#### Supplied text ####
Generated by summarytools 1.0.1 (R version 4.2.1)
2022-12-21

There were many variables from the abc_poll that I could imagine visualizing proportional relationships and proportional relationships by groups.

I explored multiple versions of bar charts to visualize the part-whole relationship of a respondents political identification and stated level of concern in poll question 2.

  • Edits from Challenge 6 (I had copied over a pivot_longer from Tidying in challenge 4, that threw off my counts; so I commented out the Q1 pivot)

  • From feedback, I learned that a Social Scientist would rather fill by Political Id, so I made versions of the same graphs where I switched the fill.

Code
 #Gather/Group the values of the Categorical Variables (pp_political_id_5 and
 #Q2ConcernLevel_4

abc_poll_pp_id_q2 <- abc_poll %>%
   group_by(pp_political_id_5, Q2ConcernLevel_4) %>%
   #mutate(pp_political_id_5 = na_if(pp_political_id_5, "Skipped"))%>%
   summarise(count = n())

 abc_poll_pp_id_q2
  • The grouped bar chart shows each of the concern levels broken down by the respondent’s political id. You can see that many respondents are somewhat concerned
Code
##Grouped Bar Chart political id and concern level

abc_poll_pp_id_q2%>%  
  ggplot(aes(fill=pp_political_id_5, y=count, x=Q2ConcernLevel_4)) + 
    geom_bar(position="dodge", stat="identity") +
  labs(subtitle ="Grouped Bar Chart" ,
       y = "Number of Respondents",
       x= "Concern Level",
       title = "Q2 Concern Level by Political Id",
      caption = "ABC News Political Poll")+
  coord_flip()

Code
## Grouped Bar Chart Flipped Political ID
abc_poll_pp_id_q2%>%  
  ggplot(aes(fill=Q2ConcernLevel_4, y=count, x=pp_political_id_5)) + 
    geom_bar(position="dodge", stat="identity") +
  labs(subtitle ="Revised Grouped Bar Chart" ,
       y = "Number of Respondents",
       x= "Concern Level",
       title = "Q2 Concern Level by Political Id",
      caption = "ABC News Political Poll")+
  coord_flip()
####
Prompt A:
Using the text on the ABC poll charts, answer:
(i) Which R version is named in the generation line?
(ii) According to the feedback mentioned, what would a Social Scientist rather fill by?
(iii) What value is given to the position argument of geom_bar in the charts?
#### Material provided ####
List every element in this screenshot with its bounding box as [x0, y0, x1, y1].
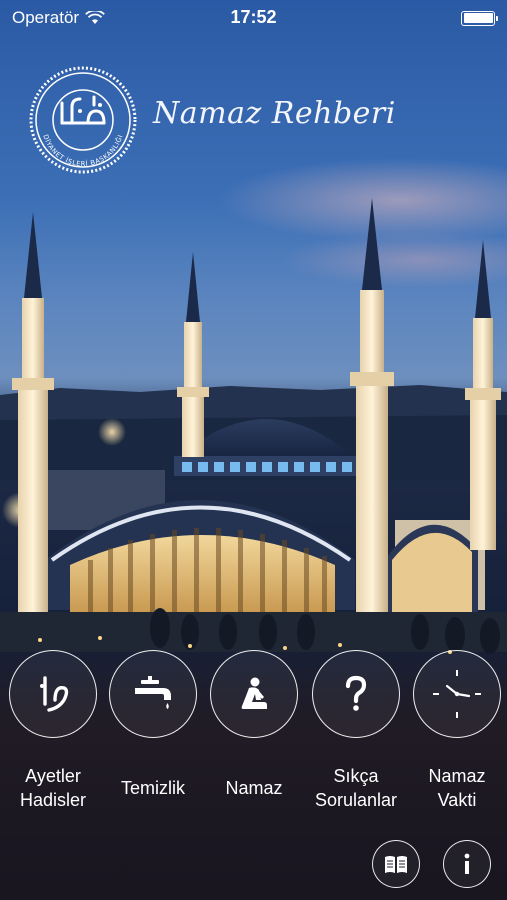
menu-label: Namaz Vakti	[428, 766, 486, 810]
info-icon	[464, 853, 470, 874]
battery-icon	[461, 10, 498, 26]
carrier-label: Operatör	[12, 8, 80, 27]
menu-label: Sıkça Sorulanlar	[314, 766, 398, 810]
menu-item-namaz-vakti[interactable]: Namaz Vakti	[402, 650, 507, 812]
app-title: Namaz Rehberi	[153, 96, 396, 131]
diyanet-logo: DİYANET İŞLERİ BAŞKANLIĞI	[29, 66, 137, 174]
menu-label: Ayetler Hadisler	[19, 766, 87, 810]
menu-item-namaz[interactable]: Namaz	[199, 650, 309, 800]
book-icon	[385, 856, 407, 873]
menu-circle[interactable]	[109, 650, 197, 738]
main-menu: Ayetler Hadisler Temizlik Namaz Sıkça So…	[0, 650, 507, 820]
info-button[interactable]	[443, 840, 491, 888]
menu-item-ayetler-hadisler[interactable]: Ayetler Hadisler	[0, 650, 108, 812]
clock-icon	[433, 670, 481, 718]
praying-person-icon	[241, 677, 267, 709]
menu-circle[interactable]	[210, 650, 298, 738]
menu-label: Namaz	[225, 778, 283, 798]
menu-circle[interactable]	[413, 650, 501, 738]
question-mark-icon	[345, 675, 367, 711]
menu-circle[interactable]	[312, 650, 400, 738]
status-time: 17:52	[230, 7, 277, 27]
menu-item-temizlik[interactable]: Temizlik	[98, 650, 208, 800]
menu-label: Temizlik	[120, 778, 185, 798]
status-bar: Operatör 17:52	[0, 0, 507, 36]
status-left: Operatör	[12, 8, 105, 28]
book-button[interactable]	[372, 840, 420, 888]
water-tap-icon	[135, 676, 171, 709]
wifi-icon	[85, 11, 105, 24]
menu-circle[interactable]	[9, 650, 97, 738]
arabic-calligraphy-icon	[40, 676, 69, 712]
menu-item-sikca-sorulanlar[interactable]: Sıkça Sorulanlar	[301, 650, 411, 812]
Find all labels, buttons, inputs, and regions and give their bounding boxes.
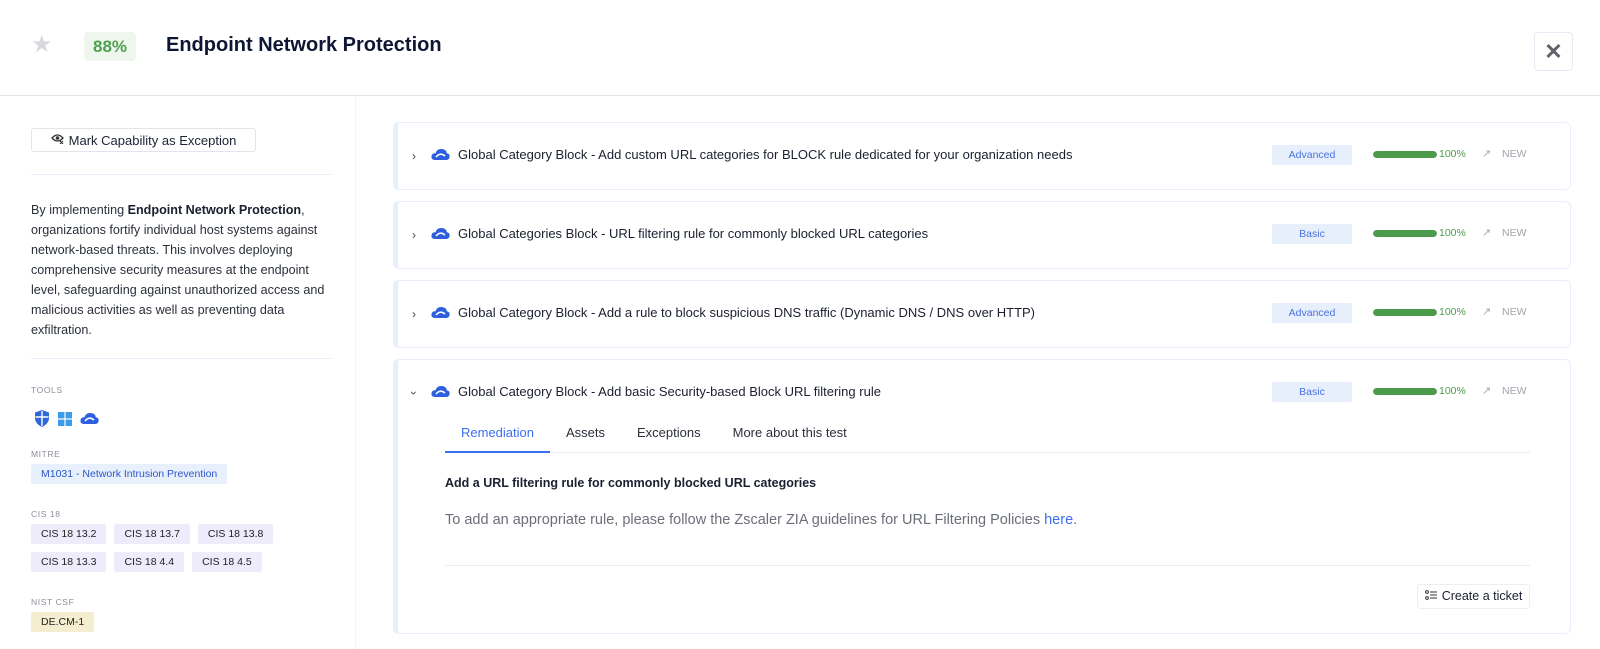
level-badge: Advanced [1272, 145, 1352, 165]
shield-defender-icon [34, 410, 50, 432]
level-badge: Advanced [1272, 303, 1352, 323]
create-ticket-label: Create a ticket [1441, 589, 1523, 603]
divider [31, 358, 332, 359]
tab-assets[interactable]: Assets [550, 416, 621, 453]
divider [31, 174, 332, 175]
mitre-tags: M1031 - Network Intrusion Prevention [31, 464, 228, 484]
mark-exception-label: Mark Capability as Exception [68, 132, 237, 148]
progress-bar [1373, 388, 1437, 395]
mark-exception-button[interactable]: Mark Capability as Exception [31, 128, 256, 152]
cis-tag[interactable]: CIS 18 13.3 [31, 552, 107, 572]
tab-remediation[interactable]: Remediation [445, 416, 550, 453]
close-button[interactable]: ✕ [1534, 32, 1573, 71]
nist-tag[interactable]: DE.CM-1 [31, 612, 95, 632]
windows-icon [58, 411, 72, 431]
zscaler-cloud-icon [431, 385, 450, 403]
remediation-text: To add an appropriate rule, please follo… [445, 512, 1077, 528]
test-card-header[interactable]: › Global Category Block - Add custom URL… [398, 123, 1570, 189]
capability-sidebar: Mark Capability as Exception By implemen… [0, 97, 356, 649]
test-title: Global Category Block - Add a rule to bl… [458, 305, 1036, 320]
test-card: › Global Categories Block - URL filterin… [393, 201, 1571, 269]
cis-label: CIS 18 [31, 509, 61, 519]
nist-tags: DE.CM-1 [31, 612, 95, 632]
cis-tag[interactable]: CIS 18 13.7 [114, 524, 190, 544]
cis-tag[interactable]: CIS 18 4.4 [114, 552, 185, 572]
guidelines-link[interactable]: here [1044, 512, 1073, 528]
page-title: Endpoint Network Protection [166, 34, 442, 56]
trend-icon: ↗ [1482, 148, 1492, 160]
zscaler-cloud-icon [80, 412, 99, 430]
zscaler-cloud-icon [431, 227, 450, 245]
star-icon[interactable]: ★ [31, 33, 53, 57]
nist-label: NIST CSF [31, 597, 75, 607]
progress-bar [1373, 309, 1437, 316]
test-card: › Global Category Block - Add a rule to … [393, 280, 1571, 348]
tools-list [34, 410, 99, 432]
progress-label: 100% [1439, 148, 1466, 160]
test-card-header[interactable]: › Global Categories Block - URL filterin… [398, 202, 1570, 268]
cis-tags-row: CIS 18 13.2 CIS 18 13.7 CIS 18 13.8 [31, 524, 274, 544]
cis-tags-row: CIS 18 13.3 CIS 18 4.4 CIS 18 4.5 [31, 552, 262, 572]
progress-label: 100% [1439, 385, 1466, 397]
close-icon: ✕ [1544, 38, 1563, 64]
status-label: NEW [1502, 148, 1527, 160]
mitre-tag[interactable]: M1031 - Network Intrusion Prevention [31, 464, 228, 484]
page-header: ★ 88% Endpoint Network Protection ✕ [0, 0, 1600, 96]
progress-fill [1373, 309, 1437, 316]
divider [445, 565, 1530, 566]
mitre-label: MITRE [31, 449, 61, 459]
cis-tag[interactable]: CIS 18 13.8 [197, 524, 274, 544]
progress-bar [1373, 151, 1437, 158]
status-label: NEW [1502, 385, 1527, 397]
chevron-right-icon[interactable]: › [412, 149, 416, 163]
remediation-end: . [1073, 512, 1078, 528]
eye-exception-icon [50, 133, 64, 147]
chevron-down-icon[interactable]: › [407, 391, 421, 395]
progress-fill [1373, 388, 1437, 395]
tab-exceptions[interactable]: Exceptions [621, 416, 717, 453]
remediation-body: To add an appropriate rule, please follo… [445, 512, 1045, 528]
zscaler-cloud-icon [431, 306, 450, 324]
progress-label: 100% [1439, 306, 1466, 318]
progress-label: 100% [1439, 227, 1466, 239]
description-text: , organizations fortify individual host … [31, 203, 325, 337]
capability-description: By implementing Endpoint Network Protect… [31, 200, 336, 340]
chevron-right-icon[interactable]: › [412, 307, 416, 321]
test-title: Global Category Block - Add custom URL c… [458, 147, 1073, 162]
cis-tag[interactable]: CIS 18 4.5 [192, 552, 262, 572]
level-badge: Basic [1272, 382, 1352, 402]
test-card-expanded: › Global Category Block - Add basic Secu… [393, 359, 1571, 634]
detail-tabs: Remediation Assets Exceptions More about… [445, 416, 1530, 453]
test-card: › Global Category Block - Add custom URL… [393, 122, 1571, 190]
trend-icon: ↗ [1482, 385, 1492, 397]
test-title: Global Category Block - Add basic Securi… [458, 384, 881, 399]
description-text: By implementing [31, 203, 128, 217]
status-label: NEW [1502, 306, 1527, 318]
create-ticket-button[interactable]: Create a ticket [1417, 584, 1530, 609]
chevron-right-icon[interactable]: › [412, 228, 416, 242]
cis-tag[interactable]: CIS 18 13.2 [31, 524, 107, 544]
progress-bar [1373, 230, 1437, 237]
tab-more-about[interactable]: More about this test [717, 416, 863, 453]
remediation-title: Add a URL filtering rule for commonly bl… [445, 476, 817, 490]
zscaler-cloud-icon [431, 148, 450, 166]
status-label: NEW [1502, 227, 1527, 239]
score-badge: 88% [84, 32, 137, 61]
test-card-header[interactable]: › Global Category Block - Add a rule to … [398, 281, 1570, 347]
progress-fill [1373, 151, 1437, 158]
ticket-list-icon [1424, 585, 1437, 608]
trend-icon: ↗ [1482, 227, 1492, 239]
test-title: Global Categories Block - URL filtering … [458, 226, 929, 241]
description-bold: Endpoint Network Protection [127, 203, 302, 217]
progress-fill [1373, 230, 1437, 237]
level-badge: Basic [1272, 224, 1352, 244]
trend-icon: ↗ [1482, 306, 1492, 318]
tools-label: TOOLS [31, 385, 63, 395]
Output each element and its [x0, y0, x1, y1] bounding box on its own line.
####
Prompt B: In the records, echo everything from the line containing "level-badge: Advanced [1272, 145, 1352, 165]" down to the line containing "test-card: › Global Category Block - Add a", including both of those lines.

Expected output A:
(i) R version 4.2.1
(ii) Political Id
(iii) "dodge"

Expected output B:
level-badge: Advanced [1272, 145, 1352, 165]
shield-defender-icon [34, 410, 50, 432]
level-badge: Advanced [1272, 303, 1352, 323]
create-ticket-label: Create a ticket [1441, 589, 1523, 603]
divider [31, 358, 332, 359]
tab-assets[interactable]: Assets [550, 416, 621, 453]
divider [31, 174, 332, 175]
mitre-tags: M1031 - Network Intrusion Prevention [31, 464, 228, 484]
mark-exception-label: Mark Capability as Exception [68, 132, 237, 148]
progress-bar [1373, 388, 1437, 395]
mark-exception-button[interactable]: Mark Capability as Exception [31, 128, 256, 152]
cis-tag[interactable]: CIS 18 13.3 [31, 552, 107, 572]
tab-remediation[interactable]: Remediation [445, 416, 550, 453]
close-button[interactable]: ✕ [1534, 32, 1573, 71]
nist-tag[interactable]: DE.CM-1 [31, 612, 95, 632]
windows-icon [58, 411, 72, 431]
zscaler-cloud-icon [431, 385, 450, 403]
remediation-text: To add an appropriate rule, please follo… [445, 512, 1077, 528]
test-card-header[interactable]: › Global Category Block - Add custom URL… [398, 123, 1570, 189]
capability-sidebar: Mark Capability as Exception By implemen… [0, 97, 356, 649]
test-title: Global Category Block - Add a rule to bl… [458, 305, 1036, 320]
test-card: › Global Categories Block - URL filterin… [393, 201, 1571, 269]
cis-label: CIS 18 [31, 509, 61, 519]
nist-tags: DE.CM-1 [31, 612, 95, 632]
cis-tag[interactable]: CIS 18 13.7 [114, 524, 190, 544]
cis-tag[interactable]: CIS 18 4.4 [114, 552, 185, 572]
guidelines-link[interactable]: here [1044, 512, 1073, 528]
page-title: Endpoint Network Protection [166, 34, 442, 56]
trend-icon: ↗ [1482, 148, 1492, 160]
zscaler-cloud-icon [80, 412, 99, 430]
zscaler-cloud-icon [431, 227, 450, 245]
star-icon[interactable]: ★ [31, 33, 53, 57]
nist-label: NIST CSF [31, 597, 75, 607]
progress-bar [1373, 309, 1437, 316]
test-card: › Global Category Block - Add a rule to … [393, 280, 1571, 348]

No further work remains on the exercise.